-- begin --

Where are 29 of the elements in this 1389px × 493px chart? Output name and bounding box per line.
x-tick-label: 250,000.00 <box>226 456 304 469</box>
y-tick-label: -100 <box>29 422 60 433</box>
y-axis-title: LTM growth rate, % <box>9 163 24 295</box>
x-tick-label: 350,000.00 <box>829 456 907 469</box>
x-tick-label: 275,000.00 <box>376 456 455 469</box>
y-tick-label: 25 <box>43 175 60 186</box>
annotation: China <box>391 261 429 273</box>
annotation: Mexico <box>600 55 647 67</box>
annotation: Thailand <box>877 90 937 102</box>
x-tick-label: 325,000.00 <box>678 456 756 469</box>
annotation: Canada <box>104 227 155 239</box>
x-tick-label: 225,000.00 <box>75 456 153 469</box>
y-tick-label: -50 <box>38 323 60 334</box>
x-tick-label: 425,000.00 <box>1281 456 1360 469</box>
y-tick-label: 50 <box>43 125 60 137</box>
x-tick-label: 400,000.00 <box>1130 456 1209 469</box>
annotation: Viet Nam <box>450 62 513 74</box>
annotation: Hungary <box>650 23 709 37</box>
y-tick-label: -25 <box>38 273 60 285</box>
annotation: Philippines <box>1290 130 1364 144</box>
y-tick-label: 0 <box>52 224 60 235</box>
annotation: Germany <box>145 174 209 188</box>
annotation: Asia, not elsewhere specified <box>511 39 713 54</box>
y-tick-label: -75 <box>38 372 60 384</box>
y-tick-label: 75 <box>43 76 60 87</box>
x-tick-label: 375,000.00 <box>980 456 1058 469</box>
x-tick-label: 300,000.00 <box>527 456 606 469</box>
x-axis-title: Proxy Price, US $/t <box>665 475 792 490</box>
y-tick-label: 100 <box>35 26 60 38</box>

-- end --

GOAL
Copy every row above word for word, keeping each line and its order unchanged.

TASK SOLUTION
Where are 29 of the elements in this 1389px × 493px chart? Output name and bounding box per line.
x-tick-label: 250,000.00 <box>226 456 304 469</box>
y-tick-label: -100 <box>29 422 60 433</box>
y-axis-title: LTM growth rate, % <box>9 163 24 295</box>
x-tick-label: 350,000.00 <box>829 456 907 469</box>
x-tick-label: 275,000.00 <box>376 456 455 469</box>
y-tick-label: 25 <box>43 175 60 186</box>
annotation: China <box>391 261 429 273</box>
annotation: Mexico <box>600 55 647 67</box>
annotation: Thailand <box>877 90 937 102</box>
x-tick-label: 325,000.00 <box>678 456 756 469</box>
annotation: Canada <box>104 227 155 239</box>
x-tick-label: 225,000.00 <box>75 456 153 469</box>
y-tick-label: -50 <box>38 323 60 334</box>
x-tick-label: 425,000.00 <box>1281 456 1360 469</box>
y-tick-label: 50 <box>43 125 60 137</box>
x-tick-label: 400,000.00 <box>1130 456 1209 469</box>
annotation: Viet Nam <box>450 62 513 74</box>
annotation: Hungary <box>650 23 709 37</box>
y-tick-label: -25 <box>38 273 60 285</box>
annotation: Philippines <box>1290 130 1364 144</box>
y-tick-label: 0 <box>52 224 60 235</box>
annotation: Germany <box>145 174 209 188</box>
annotation: Asia, not elsewhere specified <box>511 39 713 54</box>
y-tick-label: -75 <box>38 372 60 384</box>
y-tick-label: 75 <box>43 76 60 87</box>
x-tick-label: 375,000.00 <box>980 456 1058 469</box>
x-tick-label: 300,000.00 <box>527 456 606 469</box>
x-axis-title: Proxy Price, US $/t <box>665 475 792 490</box>
y-tick-label: 100 <box>35 26 60 38</box>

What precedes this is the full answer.